Exercise directions: Reproduce the material in full, exactly as written.
** begin Dataset rows **
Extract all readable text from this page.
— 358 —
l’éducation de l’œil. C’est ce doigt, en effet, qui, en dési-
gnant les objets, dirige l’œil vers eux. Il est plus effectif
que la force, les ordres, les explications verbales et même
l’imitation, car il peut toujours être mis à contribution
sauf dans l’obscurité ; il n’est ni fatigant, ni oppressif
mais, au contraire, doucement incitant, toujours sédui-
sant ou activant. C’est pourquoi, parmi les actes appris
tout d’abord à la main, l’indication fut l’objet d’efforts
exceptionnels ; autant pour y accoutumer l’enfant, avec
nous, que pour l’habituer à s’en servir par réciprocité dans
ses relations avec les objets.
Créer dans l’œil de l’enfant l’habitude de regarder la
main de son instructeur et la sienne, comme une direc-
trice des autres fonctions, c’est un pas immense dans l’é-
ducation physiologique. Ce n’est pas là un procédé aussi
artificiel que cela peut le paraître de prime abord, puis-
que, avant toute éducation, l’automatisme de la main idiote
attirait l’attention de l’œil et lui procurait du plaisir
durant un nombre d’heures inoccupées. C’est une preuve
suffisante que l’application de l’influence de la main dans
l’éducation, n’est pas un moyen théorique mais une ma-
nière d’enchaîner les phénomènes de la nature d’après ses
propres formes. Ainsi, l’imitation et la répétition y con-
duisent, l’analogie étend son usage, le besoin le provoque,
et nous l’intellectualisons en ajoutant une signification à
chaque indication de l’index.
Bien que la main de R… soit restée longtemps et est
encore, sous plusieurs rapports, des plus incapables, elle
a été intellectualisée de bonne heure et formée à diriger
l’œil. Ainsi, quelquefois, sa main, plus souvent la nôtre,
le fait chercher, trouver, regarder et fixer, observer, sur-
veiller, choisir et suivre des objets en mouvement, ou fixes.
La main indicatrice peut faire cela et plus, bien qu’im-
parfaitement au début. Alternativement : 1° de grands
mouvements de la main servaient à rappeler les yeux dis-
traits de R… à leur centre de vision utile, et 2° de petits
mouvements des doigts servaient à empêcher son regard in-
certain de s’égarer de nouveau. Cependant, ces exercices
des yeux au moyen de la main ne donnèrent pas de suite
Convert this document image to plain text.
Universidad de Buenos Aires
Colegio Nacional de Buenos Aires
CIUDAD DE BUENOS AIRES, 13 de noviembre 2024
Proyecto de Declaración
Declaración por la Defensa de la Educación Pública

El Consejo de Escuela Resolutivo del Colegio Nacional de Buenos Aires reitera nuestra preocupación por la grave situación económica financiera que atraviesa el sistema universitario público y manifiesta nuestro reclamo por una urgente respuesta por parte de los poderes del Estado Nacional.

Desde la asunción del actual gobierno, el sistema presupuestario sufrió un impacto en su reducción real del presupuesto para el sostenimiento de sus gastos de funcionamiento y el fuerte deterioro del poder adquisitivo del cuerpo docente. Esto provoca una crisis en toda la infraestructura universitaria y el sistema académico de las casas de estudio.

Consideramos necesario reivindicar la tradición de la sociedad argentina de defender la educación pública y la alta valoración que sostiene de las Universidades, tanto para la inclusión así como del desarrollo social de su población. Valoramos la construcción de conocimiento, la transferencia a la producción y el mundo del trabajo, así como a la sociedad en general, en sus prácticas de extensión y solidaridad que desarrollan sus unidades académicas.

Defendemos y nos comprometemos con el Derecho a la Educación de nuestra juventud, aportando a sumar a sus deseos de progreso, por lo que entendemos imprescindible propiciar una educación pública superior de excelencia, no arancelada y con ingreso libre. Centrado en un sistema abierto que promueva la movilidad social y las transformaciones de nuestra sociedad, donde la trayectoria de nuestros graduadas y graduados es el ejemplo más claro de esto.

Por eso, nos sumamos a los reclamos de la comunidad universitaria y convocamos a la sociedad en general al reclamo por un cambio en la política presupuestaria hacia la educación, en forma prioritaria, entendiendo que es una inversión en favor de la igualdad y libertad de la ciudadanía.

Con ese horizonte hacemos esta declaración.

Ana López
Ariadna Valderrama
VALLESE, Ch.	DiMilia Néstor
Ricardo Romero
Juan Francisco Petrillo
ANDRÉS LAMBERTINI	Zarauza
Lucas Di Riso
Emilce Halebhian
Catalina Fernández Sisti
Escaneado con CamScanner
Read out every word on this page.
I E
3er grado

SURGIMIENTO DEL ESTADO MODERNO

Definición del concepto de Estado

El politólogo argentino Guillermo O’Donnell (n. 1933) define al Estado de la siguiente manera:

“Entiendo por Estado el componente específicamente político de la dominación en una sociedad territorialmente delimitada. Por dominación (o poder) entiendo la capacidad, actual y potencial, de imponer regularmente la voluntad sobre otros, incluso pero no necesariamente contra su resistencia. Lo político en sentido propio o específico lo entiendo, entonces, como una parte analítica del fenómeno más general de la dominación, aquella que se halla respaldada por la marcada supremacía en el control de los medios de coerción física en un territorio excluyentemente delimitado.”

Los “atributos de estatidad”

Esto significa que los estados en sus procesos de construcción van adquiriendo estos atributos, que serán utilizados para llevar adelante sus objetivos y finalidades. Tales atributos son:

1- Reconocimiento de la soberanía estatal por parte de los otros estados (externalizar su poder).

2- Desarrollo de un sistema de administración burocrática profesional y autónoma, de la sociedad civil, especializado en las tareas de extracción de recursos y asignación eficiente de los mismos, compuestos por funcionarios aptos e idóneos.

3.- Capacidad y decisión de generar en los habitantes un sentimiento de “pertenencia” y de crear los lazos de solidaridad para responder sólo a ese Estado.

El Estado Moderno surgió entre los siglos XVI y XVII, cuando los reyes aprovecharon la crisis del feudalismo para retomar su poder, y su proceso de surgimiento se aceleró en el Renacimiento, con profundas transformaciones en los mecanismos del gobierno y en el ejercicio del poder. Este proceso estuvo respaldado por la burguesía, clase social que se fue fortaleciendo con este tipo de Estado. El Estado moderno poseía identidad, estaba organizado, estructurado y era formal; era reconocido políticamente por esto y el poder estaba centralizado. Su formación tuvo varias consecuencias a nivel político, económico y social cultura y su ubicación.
** end Dataset rows **
Exercise response:
Extract all readable text from this page.
— 358 —
l’éducation de l’œil. C’est ce doigt, en effet, qui, en dési-
gnant les objets, dirige l’œil vers eux. Il est plus effectif
que la force, les ordres, les explications verbales et même
l’imitation, car il peut toujours être mis à contribution
sauf dans l’obscurité ; il n’est ni fatigant, ni oppressif
mais, au contraire, doucement incitant, toujours sédui-
sant ou activant. C’est pourquoi, parmi les actes appris
tout d’abord à la main, l’indication fut l’objet d’efforts
exceptionnels ; autant pour y accoutumer l’enfant, avec
nous, que pour l’habituer à s’en servir par réciprocité dans
ses relations avec les objets.
Créer dans l’œil de l’enfant l’habitude de regarder la
main de son instructeur et la sienne, comme une direc-
trice des autres fonctions, c’est un pas immense dans l’é-
ducation physiologique. Ce n’est pas là un procédé aussi
artificiel que cela peut le paraître de prime abord, puis-
que, avant toute éducation, l’automatisme de la main idiote
attirait l’attention de l’œil et lui procurait du plaisir
durant un nombre d’heures inoccupées. C’est une preuve
suffisante que l’application de l’influence de la main dans
l’éducation, n’est pas un moyen théorique mais une ma-
nière d’enchaîner les phénomènes de la nature d’après ses
propres formes. Ainsi, l’imitation et la répétition y con-
duisent, l’analogie étend son usage, le besoin le provoque,
et nous l’intellectualisons en ajoutant une signification à
chaque indication de l’index.
Bien que la main de R… soit restée longtemps et est
encore, sous plusieurs rapports, des plus incapables, elle
a été intellectualisée de bonne heure et formée à diriger
l’œil. Ainsi, quelquefois, sa main, plus souvent la nôtre,
le fait chercher, trouver, regarder et fixer, observer, sur-
veiller, choisir et suivre des objets en mouvement, ou fixes.
La main indicatrice peut faire cela et plus, bien qu’im-
parfaitement au début. Alternativement : 1° de grands
mouvements de la main servaient à rappeler les yeux dis-
traits de R… à leur centre de vision utile, et 2° de petits
mouvements des doigts servaient à empêcher son regard in-
certain de s’égarer de nouveau. Cependant, ces exercices
des yeux au moyen de la main ne donnèrent pas de suite
Convert this document image to plain text.
Universidad de Buenos Aires
Colegio Nacional de Buenos Aires
CIUDAD DE BUENOS AIRES, 13 de noviembre 2024
Proyecto de Declaración
Declaración por la Defensa de la Educación Pública

El Consejo de Escuela Resolutivo del Colegio Nacional de Buenos Aires reitera nuestra preocupación por la grave situación económica financiera que atraviesa el sistema universitario público y manifiesta nuestro reclamo por una urgente respuesta por parte de los poderes del Estado Nacional.

Desde la asunción del actual gobierno, el sistema presupuestario sufrió un impacto en su reducción real del presupuesto para el sostenimiento de sus gastos de funcionamiento y el fuerte deterioro del poder adquisitivo del cuerpo docente. Esto provoca una crisis en toda la infraestructura universitaria y el sistema académico de las casas de estudio.

Consideramos necesario reivindicar la tradición de la sociedad argentina de defender la educación pública y la alta valoración que sostiene de las Universidades, tanto para la inclusión así como del desarrollo social de su población. Valoramos la construcción de conocimiento, la transferencia a la producción y el mundo del trabajo, así como a la sociedad en general, en sus prácticas de extensión y solidaridad que desarrollan sus unidades académicas.

Defendemos y nos comprometemos con el Derecho a la Educación de nuestra juventud, aportando a sumar a sus deseos de progreso, por lo que entendemos imprescindible propiciar una educación pública superior de excelencia, no arancelada y con ingreso libre. Centrado en un sistema abierto que promueva la movilidad social y las transformaciones de nuestra sociedad, donde la trayectoria de nuestros graduadas y graduados es el ejemplo más claro de esto.

Por eso, nos sumamos a los reclamos de la comunidad universitaria y convocamos a la sociedad en general al reclamo por un cambio en la política presupuestaria hacia la educación, en forma prioritaria, entendiendo que es una inversión en favor de la igualdad y libertad de la ciudadanía.

Con ese horizonte hacemos esta declaración.

Ana López
Ariadna Valderrama
VALLESE, Ch.	DiMilia Néstor
Ricardo Romero
Juan Francisco Petrillo
ANDRÉS LAMBERTINI	Zarauza
Lucas Di Riso
Emilce Halebhian
Catalina Fernández Sisti
Escaneado con CamScanner
Read out every word on this page.
I E
3er grado

SURGIMIENTO DEL ESTADO MODERNO

Definición del concepto de Estado

El politólogo argentino Guillermo O’Donnell (n. 1933) define al Estado de la siguiente manera:

“Entiendo por Estado el componente específicamente político de la dominación en una sociedad territorialmente delimitada. Por dominación (o poder) entiendo la capacidad, actual y potencial, de imponer regularmente la voluntad sobre otros, incluso pero no necesariamente contra su resistencia. Lo político en sentido propio o específico lo entiendo, entonces, como una parte analítica del fenómeno más general de la dominación, aquella que se halla respaldada por la marcada supremacía en el control de los medios de coerción física en un territorio excluyentemente delimitado.”

Los “atributos de estatidad”

Esto significa que los estados en sus procesos de construcción van adquiriendo estos atributos, que serán utilizados para llevar adelante sus objetivos y finalidades. Tales atributos son:

1- Reconocimiento de la soberanía estatal por parte de los otros estados (externalizar su poder).

2- Desarrollo de un sistema de administración burocrática profesional y autónoma, de la sociedad civil, especializado en las tareas de extracción de recursos y asignación eficiente de los mismos, compuestos por funcionarios aptos e idóneos.

3.- Capacidad y decisión de generar en los habitantes un sentimiento de “pertenencia” y de crear los lazos de solidaridad para responder sólo a ese Estado.

El Estado Moderno surgió entre los siglos XVI y XVII, cuando los reyes aprovecharon la crisis del feudalismo para retomar su poder, y su proceso de surgimiento se aceleró en el Renacimiento, con profundas transformaciones en los mecanismos del gobierno y en el ejercicio del poder. Este proceso estuvo respaldado por la burguesía, clase social que se fue fortaleciendo con este tipo de Estado. El Estado moderno poseía identidad, estaba organizado, estructurado y era formal; era reconocido políticamente por esto y el poder estaba centralizado. Su formación tuvo varias consecuencias a nivel político, económico y social cultura y su ubicación.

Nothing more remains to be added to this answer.